* STATED TASK
Reproduce the lines of the material exactly, excluding every image.

Records that describe figures:
>>>

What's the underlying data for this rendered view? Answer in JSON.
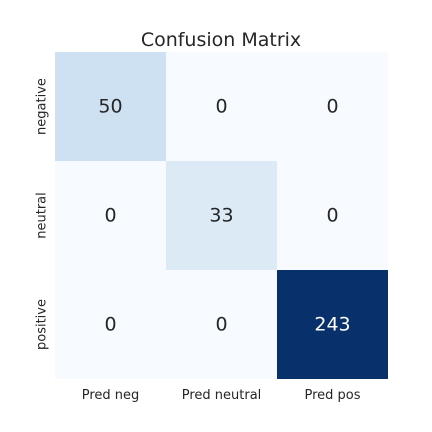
{
  "chart_data": {
    "type": "heatmap",
    "title": "Confusion Matrix",
    "row_labels": [
      "negative",
      "neutral",
      "positive"
    ],
    "col_labels": [
      "Pred neg",
      "Pred neutral",
      "Pred pos"
    ],
    "values": [
      [
        50,
        0,
        0
      ],
      [
        0,
        33,
        0
      ],
      [
        0,
        0,
        243
      ]
    ],
    "colormap": "Blues",
    "color_low": "#f7fbff",
    "color_high": "#08306b",
    "annotated": true,
    "colorbar": false,
    "grid": false
  }
}
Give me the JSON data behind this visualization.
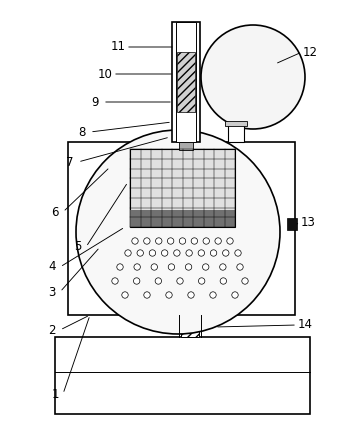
{
  "bg_color": "#ffffff",
  "line_color": "#000000",
  "figsize": [
    3.57,
    4.22
  ],
  "dpi": 100
}
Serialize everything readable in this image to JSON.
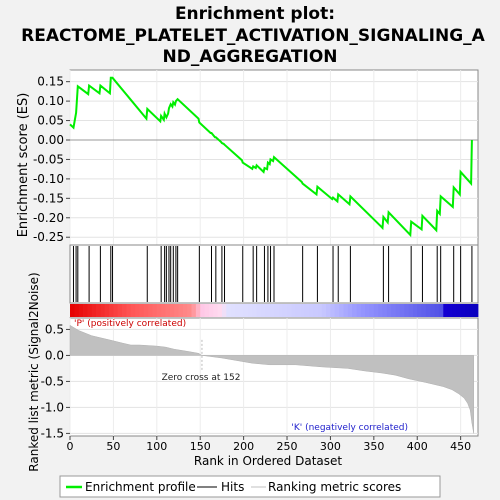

<<<

* RESPONSE TO THE TASK
What's the underlying data for this rendered view? Answer in JSON.
{
  "chart_data": {
    "type": "heatmap",
    "title": "Confusion Matrix",
    "row_labels": [
      "negative",
      "neutral",
      "positive"
    ],
    "col_labels": [
      "Pred neg",
      "Pred neutral",
      "Pred pos"
    ],
    "values": [
      [
        50,
        0,
        0
      ],
      [
        0,
        33,
        0
      ],
      [
        0,
        0,
        243
      ]
    ],
    "colormap": "Blues",
    "color_low": "#f7fbff",
    "color_high": "#08306b",
    "annotated": true,
    "colorbar": false,
    "grid": false
  }
}
Give me the JSON data behind this visualization.
{
  "bg_color": "#ffffff",
  "line_color": "#000000",
  "figsize": [
    3.57,
    4.22
  ],
  "dpi": 100
}
Serialize everything readable in this image to JSON.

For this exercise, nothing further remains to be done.